### Marche à suivre
D'après l'extrait sur les Chagos, quel principe fondamental les institutions de Port-Louis devront-elles défendre ?

### Extrait
==========

Chagos : Port-Louis sommé de défendre sa souveraineté face aux ambitions américaines
Les institutions mauriciennes appelées à poser des conditions fermes avant toute négociation sur l'archipel.
Chagos: Maurice face à ses responsabilités diplomatiques si Washington envisage un rachat de l’archipel
Le statut des Chagos ne relève pas d’une logique de marché géopolitique. C’est le principe fondamental que les institutions de Port-Louis devront défendre si Washington donne suite aux informations selon lesquelles les États-Unis envisageraient d’acheter l’archipel à Maurice. Pour le gouvernement mauricien, la réponse à une telle démarche engage la cohérence de toute une posture institutionnelle et diplomatique, bien au-delà des seuls intérêts économiques.

==========

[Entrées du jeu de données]
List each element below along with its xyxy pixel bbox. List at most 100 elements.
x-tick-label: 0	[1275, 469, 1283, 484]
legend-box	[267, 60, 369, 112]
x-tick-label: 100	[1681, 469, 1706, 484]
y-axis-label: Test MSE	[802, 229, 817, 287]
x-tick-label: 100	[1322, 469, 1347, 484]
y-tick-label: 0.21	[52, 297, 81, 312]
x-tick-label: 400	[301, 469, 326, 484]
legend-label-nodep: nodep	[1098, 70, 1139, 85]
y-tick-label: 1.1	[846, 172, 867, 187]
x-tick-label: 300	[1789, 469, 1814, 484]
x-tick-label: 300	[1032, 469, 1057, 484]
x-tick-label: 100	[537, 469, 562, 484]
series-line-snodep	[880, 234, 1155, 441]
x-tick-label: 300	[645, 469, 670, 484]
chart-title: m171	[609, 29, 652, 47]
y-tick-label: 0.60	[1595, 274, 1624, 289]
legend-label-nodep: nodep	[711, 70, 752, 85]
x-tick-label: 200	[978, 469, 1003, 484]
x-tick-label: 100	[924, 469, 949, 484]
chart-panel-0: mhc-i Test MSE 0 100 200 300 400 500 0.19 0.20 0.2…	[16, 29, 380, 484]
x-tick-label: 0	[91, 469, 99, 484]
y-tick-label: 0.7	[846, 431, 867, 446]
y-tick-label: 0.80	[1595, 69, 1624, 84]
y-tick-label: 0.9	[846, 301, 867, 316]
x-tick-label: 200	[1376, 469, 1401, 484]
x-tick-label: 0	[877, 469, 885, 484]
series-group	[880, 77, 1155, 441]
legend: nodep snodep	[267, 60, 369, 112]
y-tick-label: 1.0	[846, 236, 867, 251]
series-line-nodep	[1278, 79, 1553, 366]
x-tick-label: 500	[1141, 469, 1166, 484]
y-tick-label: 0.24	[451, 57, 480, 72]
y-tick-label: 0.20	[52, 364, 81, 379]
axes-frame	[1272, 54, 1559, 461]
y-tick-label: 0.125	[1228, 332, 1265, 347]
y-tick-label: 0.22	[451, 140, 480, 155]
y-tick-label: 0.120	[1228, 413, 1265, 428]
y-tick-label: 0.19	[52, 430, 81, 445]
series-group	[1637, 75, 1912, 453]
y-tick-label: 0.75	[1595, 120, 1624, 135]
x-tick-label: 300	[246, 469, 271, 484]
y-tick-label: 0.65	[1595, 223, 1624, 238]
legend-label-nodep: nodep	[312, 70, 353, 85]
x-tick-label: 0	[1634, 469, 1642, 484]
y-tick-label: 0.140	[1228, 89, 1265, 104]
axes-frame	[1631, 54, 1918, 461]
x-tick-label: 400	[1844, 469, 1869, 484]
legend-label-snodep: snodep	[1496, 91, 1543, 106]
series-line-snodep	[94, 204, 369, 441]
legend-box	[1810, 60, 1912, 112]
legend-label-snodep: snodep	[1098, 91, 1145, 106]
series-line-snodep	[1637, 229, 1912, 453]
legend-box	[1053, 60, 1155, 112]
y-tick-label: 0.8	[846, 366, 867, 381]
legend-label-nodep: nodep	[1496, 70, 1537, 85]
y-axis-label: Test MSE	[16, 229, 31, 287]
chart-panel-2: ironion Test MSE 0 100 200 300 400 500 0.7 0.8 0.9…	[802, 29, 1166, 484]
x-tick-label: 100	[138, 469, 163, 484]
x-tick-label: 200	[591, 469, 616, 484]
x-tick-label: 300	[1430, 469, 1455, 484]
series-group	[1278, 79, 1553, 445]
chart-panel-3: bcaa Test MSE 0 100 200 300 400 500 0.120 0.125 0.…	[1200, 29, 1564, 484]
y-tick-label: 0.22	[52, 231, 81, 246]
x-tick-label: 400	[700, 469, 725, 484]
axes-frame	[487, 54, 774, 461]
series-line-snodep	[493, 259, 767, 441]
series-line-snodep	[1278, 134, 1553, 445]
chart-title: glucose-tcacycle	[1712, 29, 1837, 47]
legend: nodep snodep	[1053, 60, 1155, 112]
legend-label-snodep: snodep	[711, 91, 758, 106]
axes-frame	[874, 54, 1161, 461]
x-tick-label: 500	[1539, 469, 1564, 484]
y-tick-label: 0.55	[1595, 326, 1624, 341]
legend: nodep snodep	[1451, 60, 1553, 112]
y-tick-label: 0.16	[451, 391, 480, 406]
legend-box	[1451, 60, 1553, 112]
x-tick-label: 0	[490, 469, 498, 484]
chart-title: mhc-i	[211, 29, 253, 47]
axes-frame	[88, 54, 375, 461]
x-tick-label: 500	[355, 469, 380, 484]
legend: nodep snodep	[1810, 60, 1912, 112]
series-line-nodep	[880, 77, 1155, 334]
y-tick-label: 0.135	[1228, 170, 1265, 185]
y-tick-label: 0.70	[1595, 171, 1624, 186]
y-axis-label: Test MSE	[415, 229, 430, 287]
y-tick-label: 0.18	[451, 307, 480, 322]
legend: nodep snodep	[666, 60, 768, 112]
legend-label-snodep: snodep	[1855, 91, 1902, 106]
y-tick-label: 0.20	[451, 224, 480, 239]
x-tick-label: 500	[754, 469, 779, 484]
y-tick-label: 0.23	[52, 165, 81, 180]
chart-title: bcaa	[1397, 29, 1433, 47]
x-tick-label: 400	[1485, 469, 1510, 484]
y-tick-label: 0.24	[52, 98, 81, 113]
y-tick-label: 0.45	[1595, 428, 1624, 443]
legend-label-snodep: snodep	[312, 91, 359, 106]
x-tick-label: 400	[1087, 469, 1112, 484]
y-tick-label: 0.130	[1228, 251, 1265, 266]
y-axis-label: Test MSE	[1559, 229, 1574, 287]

==========

### Résultat de l'exercice
Le statut des Chagos ne relève pas d'une logique de marché géopolitique.